[What you will do]:
Return the records exactly as they are.

[Entries shown]:
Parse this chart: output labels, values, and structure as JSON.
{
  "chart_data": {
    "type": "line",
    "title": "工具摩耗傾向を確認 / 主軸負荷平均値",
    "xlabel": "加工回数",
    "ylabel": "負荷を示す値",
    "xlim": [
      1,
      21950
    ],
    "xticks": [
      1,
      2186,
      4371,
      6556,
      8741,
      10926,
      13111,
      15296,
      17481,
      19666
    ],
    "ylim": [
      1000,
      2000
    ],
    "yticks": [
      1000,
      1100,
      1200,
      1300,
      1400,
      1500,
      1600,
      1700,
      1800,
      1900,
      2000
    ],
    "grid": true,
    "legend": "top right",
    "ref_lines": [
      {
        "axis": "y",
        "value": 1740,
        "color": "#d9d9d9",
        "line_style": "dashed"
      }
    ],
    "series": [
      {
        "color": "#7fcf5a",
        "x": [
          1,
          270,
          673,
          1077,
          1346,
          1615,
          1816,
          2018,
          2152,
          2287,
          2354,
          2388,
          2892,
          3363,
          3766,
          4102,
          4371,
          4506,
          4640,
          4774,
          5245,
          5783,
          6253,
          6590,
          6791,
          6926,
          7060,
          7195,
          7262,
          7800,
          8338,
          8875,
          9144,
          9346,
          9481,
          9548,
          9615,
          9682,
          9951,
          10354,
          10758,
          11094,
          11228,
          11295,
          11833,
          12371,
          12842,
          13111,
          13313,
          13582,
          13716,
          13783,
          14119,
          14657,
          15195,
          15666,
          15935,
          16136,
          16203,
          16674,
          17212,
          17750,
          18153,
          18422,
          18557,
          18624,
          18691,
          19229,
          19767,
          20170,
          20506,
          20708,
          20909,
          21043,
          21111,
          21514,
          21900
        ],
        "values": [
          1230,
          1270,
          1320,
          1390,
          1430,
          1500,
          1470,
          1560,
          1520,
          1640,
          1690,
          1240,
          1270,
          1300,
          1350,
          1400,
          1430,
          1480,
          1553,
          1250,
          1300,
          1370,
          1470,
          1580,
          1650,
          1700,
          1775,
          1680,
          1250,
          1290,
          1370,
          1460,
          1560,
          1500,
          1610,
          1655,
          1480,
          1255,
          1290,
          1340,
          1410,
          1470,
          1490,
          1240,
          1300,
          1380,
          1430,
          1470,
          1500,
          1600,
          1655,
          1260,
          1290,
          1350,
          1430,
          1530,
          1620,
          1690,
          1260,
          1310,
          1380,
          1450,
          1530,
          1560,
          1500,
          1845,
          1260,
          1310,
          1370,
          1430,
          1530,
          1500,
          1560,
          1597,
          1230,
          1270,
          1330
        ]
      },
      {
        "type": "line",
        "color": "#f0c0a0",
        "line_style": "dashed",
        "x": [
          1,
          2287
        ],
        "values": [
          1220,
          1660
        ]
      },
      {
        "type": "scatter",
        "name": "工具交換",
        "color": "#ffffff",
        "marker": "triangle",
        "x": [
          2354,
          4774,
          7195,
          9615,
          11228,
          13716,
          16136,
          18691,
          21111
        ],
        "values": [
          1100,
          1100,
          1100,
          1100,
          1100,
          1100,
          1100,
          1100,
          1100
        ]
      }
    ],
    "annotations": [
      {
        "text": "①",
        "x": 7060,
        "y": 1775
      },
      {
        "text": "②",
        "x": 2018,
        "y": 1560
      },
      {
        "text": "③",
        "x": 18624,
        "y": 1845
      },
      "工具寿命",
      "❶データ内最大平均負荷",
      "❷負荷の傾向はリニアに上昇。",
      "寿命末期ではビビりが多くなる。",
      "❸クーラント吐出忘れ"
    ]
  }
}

[Reply to the task]:
Parse this chart: output labels, values, and structure as JSON.
{
  "chart_data": {
    "type": "line",
    "title": "工具摩耗傾向を確認 / 主軸負荷平均値",
    "xlabel": "加工回数",
    "ylabel": "負荷を示す値",
    "xlim": [
      1,
      21950
    ],
    "xticks": [
      1,
      2186,
      4371,
      6556,
      8741,
      10926,
      13111,
      15296,
      17481,
      19666
    ],
    "ylim": [
      1000,
      2000
    ],
    "yticks": [
      1000,
      1100,
      1200,
      1300,
      1400,
      1500,
      1600,
      1700,
      1800,
      1900,
      2000
    ],
    "grid": true,
    "legend": "top right",
    "ref_lines": [
      {
        "axis": "y",
        "value": 1740,
        "color": "#d9d9d9",
        "line_style": "dashed"
      }
    ],
    "series": [
      {
        "color": "#7fcf5a",
        "x": [
          1,
          270,
          673,
          1077,
          1346,
          1615,
          1816,
          2018,
          2152,
          2287,
          2354,
          2388,
          2892,
          3363,
          3766,
          4102,
          4371,
          4506,
          4640,
          4774,
          5245,
          5783,
          6253,
          6590,
          6791,
          6926,
          7060,
          7195,
          7262,
          7800,
          8338,
          8875,
          9144,
          9346,
          9481,
          9548,
          9615,
          9682,
          9951,
          10354,
          10758,
          11094,
          11228,
          11295,
          11833,
          12371,
          12842,
          13111,
          13313,
          13582,
          13716,
          13783,
          14119,
          14657,
          15195,
          15666,
          15935,
          16136,
          16203,
          16674,
          17212,
          17750,
          18153,
          18422,
          18557,
          18624,
          18691,
          19229,
          19767,
          20170,
          20506,
          20708,
          20909,
          21043,
          21111,
          21514,
          21900
        ],
        "values": [
          1230,
          1270,
          1320,
          1390,
          1430,
          1500,
          1470,
          1560,
          1520,
          1640,
          1690,
          1240,
          1270,
          1300,
          1350,
          1400,
          1430,
          1480,
          1553,
          1250,
          1300,
          1370,
          1470,
          1580,
          1650,
          1700,
          1775,
          1680,
          1250,
          1290,
          1370,
          1460,
          1560,
          1500,
          1610,
          1655,
          1480,
          1255,
          1290,
          1340,
          1410,
          1470,
          1490,
          1240,
          1300,
          1380,
          1430,
          1470,
          1500,
          1600,
          1655,
          1260,
          1290,
          1350,
          1430,
          1530,
          1620,
          1690,
          1260,
          1310,
          1380,
          1450,
          1530,
          1560,
          1500,
          1845,
          1260,
          1310,
          1370,
          1430,
          1530,
          1500,
          1560,
          1597,
          1230,
          1270,
          1330
        ]
      },
      {
        "type": "line",
        "color": "#f0c0a0",
        "line_style": "dashed",
        "x": [
          1,
          2287
        ],
        "values": [
          1220,
          1660
        ]
      },
      {
        "type": "scatter",
        "name": "工具交換",
        "color": "#ffffff",
        "marker": "triangle",
        "x": [
          2354,
          4774,
          7195,
          9615,
          11228,
          13716,
          16136,
          18691,
          21111
        ],
        "values": [
          1100,
          1100,
          1100,
          1100,
          1100,
          1100,
          1100,
          1100,
          1100
        ]
      }
    ],
    "annotations": [
      {
        "text": "①",
        "x": 7060,
        "y": 1775
      },
      {
        "text": "②",
        "x": 2018,
        "y": 1560
      },
      {
        "text": "③",
        "x": 18624,
        "y": 1845
      },
      "工具寿命",
      "❶データ内最大平均負荷",
      "❷負荷の傾向はリニアに上昇。",
      "寿命末期ではビビりが多くなる。",
      "❸クーラント吐出忘れ"
    ]
  }
}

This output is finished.